Repeat the listing exactly as given, omitting every image.

## Figure record extracts
--- start ---

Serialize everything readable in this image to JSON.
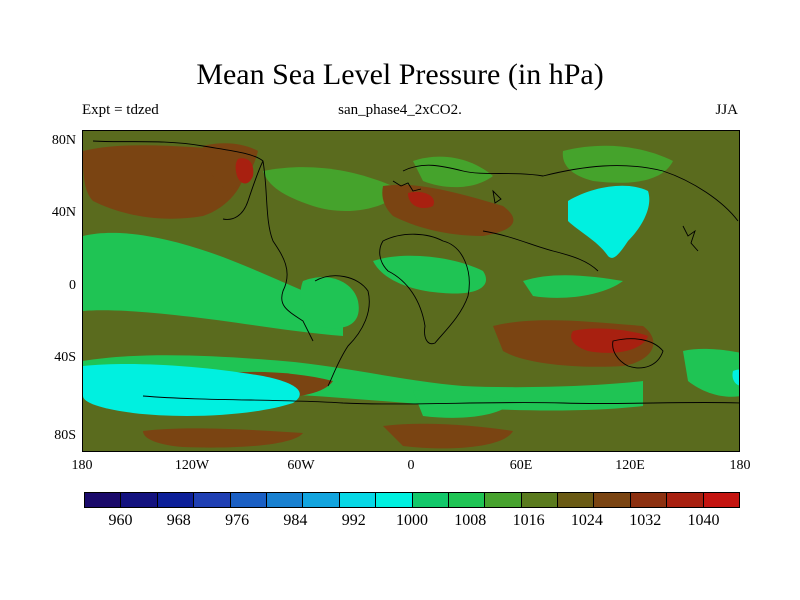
{
  "title": "Mean Sea Level Pressure (in hPa)",
  "subtitle": "san_phase4_2xCO2.",
  "left_label": "Expt = tdzed",
  "right_label": "JJA",
  "lat_labels": [
    "80N",
    "40N",
    "0",
    "40S",
    "80S"
  ],
  "lon_labels": [
    "180",
    "120W",
    "60W",
    "0",
    "60E",
    "120E",
    "180"
  ],
  "colorbar": {
    "colors": [
      "#1a0a6b",
      "#13127f",
      "#0c1f99",
      "#1f3fb3",
      "#1a5fc4",
      "#1880d0",
      "#12a4de",
      "#06d8e6",
      "#00f0e0",
      "#12c86a",
      "#1fc454",
      "#47a22e",
      "#5a7a1e",
      "#6a5a14",
      "#7a4412",
      "#8c3010",
      "#a82010",
      "#c41410"
    ],
    "labels": [
      "960",
      "968",
      "976",
      "984",
      "992",
      "1000",
      "1008",
      "1016",
      "1024",
      "1032",
      "1040"
    ]
  },
  "palette": {
    "base": "#5a6b1e",
    "green": "#1fc454",
    "mid_green": "#45a32c",
    "brown": "#7a4412",
    "red": "#a82010",
    "cyan": "#00f0e0"
  }
}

--- end ---

## Result below
Serialize everything readable in this image to JSON.
{
  "title": "Mean Sea Level Pressure (in hPa)",
  "subtitle": "san_phase4_2xCO2.",
  "left_label": "Expt = tdzed",
  "right_label": "JJA",
  "lat_labels": [
    "80N",
    "40N",
    "0",
    "40S",
    "80S"
  ],
  "lon_labels": [
    "180",
    "120W",
    "60W",
    "0",
    "60E",
    "120E",
    "180"
  ],
  "colorbar": {
    "colors": [
      "#1a0a6b",
      "#13127f",
      "#0c1f99",
      "#1f3fb3",
      "#1a5fc4",
      "#1880d0",
      "#12a4de",
      "#06d8e6",
      "#00f0e0",
      "#12c86a",
      "#1fc454",
      "#47a22e",
      "#5a7a1e",
      "#6a5a14",
      "#7a4412",
      "#8c3010",
      "#a82010",
      "#c41410"
    ],
    "labels": [
      "960",
      "968",
      "976",
      "984",
      "992",
      "1000",
      "1008",
      "1016",
      "1024",
      "1032",
      "1040"
    ]
  },
  "palette": {
    "base": "#5a6b1e",
    "green": "#1fc454",
    "mid_green": "#45a32c",
    "brown": "#7a4412",
    "red": "#a82010",
    "cyan": "#00f0e0"
  }
}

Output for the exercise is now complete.